─── STORED DATA
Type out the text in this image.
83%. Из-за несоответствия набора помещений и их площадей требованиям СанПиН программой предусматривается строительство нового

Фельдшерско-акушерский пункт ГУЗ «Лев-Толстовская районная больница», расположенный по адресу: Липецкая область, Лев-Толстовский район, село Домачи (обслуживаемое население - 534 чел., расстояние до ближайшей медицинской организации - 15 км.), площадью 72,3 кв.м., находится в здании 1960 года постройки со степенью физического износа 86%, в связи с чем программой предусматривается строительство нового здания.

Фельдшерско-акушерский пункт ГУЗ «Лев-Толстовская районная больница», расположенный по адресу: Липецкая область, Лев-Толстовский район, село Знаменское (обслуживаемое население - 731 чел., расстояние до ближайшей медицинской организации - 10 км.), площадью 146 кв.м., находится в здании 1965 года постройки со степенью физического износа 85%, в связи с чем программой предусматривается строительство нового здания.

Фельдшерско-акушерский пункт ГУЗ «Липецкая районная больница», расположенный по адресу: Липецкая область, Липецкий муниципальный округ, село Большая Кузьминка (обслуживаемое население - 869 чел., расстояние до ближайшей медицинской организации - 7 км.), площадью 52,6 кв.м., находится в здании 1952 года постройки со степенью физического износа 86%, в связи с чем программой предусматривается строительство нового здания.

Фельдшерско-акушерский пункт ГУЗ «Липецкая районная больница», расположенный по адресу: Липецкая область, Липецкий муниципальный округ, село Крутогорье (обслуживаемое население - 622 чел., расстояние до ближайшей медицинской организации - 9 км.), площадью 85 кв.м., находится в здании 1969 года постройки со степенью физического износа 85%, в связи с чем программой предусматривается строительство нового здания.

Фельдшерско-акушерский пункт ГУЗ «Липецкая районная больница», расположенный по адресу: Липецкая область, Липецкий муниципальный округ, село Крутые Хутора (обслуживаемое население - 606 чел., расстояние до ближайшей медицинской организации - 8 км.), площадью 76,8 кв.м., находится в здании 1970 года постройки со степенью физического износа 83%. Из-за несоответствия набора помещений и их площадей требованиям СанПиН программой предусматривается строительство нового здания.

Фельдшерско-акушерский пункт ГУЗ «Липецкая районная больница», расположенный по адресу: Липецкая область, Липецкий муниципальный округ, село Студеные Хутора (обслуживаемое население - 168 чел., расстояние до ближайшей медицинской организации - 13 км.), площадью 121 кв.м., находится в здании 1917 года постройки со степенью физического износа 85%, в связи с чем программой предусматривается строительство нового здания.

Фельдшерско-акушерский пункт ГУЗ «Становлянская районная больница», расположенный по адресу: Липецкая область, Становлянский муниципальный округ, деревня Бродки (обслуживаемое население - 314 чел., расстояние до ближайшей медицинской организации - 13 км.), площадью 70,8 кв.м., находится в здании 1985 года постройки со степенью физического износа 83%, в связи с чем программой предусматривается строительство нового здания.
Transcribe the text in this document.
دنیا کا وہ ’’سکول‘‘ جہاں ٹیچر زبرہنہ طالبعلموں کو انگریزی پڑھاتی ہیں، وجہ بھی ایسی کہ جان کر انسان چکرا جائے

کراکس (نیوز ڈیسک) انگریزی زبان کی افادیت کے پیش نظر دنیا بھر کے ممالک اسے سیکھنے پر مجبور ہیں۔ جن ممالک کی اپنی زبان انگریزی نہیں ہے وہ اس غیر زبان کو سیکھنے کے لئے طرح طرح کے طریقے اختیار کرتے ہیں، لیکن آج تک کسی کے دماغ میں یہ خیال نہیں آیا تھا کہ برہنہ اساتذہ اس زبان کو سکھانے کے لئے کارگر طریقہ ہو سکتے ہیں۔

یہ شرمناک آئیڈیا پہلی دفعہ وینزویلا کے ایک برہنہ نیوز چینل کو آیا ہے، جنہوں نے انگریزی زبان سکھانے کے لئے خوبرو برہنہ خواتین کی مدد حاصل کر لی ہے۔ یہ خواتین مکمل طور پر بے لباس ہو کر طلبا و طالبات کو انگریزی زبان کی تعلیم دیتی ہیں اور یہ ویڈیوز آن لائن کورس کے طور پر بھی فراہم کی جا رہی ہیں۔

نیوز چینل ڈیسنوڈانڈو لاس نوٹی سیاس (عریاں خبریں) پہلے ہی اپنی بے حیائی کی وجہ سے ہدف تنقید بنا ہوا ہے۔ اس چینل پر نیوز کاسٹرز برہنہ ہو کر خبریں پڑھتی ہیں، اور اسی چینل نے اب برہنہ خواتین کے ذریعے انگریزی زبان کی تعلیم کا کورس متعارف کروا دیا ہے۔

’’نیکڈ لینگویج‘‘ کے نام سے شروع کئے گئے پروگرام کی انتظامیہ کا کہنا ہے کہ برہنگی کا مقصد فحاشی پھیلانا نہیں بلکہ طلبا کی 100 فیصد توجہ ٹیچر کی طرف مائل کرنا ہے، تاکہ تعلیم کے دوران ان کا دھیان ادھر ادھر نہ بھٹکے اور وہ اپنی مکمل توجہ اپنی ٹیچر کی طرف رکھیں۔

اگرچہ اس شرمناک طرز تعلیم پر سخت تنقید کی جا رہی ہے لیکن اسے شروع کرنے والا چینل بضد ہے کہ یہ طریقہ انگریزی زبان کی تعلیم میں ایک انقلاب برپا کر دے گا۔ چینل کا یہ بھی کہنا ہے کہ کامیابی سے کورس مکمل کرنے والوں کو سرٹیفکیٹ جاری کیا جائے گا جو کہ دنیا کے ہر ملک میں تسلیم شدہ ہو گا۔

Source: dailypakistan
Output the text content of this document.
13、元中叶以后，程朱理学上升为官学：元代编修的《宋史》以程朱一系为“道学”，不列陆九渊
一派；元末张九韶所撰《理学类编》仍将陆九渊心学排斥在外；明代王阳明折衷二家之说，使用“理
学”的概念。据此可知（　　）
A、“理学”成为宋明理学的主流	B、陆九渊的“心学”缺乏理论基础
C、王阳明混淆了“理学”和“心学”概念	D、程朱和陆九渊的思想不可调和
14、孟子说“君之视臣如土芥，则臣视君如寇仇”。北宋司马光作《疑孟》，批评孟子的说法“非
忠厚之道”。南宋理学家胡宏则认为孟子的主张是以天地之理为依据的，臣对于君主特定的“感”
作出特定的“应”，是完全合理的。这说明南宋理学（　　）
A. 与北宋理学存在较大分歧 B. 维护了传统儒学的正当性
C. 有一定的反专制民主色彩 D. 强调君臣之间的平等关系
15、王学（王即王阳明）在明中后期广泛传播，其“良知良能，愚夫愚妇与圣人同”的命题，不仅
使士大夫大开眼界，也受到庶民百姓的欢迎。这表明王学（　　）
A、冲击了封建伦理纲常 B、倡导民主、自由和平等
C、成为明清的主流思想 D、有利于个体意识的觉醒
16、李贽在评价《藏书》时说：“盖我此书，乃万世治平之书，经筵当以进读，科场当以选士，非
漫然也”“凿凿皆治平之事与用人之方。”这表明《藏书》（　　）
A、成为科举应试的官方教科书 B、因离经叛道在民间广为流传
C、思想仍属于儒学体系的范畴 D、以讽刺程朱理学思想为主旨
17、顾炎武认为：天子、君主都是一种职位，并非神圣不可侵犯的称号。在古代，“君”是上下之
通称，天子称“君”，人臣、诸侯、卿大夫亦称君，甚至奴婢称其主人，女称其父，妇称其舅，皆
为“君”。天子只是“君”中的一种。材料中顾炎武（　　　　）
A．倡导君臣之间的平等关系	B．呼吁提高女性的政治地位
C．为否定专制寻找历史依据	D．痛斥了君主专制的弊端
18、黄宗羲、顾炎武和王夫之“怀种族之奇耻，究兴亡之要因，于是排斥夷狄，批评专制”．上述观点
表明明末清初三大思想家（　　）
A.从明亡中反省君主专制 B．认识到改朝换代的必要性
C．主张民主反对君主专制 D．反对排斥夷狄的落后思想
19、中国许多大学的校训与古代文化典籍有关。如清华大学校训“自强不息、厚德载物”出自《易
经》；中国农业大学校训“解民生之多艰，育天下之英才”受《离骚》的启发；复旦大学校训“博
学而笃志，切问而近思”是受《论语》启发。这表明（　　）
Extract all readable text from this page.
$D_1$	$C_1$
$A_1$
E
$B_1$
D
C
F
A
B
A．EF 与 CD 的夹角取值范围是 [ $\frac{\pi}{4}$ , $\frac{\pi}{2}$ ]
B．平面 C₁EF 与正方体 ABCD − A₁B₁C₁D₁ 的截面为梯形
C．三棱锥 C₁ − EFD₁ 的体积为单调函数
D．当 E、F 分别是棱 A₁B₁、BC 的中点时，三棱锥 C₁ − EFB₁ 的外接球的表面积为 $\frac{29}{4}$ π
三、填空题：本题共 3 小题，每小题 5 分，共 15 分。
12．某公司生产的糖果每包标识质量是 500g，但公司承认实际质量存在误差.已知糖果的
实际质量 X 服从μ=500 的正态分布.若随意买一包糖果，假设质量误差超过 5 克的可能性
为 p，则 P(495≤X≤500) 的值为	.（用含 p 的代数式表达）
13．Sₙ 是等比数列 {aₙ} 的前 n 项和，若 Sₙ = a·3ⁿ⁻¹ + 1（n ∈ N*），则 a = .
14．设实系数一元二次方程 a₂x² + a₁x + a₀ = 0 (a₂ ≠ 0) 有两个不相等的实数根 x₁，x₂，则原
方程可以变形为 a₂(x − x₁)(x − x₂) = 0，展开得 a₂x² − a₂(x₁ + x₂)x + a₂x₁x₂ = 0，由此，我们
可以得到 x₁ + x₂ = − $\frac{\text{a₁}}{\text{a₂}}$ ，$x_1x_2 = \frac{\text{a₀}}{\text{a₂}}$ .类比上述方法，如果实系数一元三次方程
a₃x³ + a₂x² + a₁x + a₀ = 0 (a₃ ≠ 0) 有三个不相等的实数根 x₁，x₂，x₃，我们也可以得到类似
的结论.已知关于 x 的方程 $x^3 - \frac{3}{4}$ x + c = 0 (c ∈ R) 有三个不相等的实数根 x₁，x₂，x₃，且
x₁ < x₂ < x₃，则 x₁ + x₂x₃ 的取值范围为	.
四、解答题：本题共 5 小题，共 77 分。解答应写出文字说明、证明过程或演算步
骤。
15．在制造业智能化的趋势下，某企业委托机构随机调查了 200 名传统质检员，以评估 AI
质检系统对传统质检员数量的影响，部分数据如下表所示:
──────
Everything from the line with "Extract all readable text from this page." to the end of the listing above needs to be duplicated exactly, both end lines included, with nothing more.

▸ **WORKED SOLUTION**
Extract all readable text from this page.
$D_1$	$C_1$
$A_1$
E
$B_1$
D
C
F
A
B
A．EF 与 CD 的夹角取值范围是 [ $\frac{\pi}{4}$ , $\frac{\pi}{2}$ ]
B．平面 C₁EF 与正方体 ABCD − A₁B₁C₁D₁ 的截面为梯形
C．三棱锥 C₁ − EFD₁ 的体积为单调函数
D．当 E、F 分别是棱 A₁B₁、BC 的中点时，三棱锥 C₁ − EFB₁ 的外接球的表面积为 $\frac{29}{4}$ π
三、填空题：本题共 3 小题，每小题 5 分，共 15 分。
12．某公司生产的糖果每包标识质量是 500g，但公司承认实际质量存在误差.已知糖果的
实际质量 X 服从μ=500 的正态分布.若随意买一包糖果，假设质量误差超过 5 克的可能性
为 p，则 P(495≤X≤500) 的值为	.（用含 p 的代数式表达）
13．Sₙ 是等比数列 {aₙ} 的前 n 项和，若 Sₙ = a·3ⁿ⁻¹ + 1（n ∈ N*），则 a = .
14．设实系数一元二次方程 a₂x² + a₁x + a₀ = 0 (a₂ ≠ 0) 有两个不相等的实数根 x₁，x₂，则原
方程可以变形为 a₂(x − x₁)(x − x₂) = 0，展开得 a₂x² − a₂(x₁ + x₂)x + a₂x₁x₂ = 0，由此，我们
可以得到 x₁ + x₂ = − $\frac{\text{a₁}}{\text{a₂}}$ ，$x_1x_2 = \frac{\text{a₀}}{\text{a₂}}$ .类比上述方法，如果实系数一元三次方程
a₃x³ + a₂x² + a₁x + a₀ = 0 (a₃ ≠ 0) 有三个不相等的实数根 x₁，x₂，x₃，我们也可以得到类似
的结论.已知关于 x 的方程 $x^3 - \frac{3}{4}$ x + c = 0 (c ∈ R) 有三个不相等的实数根 x₁，x₂，x₃，且
x₁ < x₂ < x₃，则 x₁ + x₂x₃ 的取值范围为	.
四、解答题：本题共 5 小题，共 77 分。解答应写出文字说明、证明过程或演算步
骤。
15．在制造业智能化的趋势下，某企业委托机构随机调查了 200 名传统质检员，以评估 AI
质检系统对传统质检员数量的影响，部分数据如下表所示:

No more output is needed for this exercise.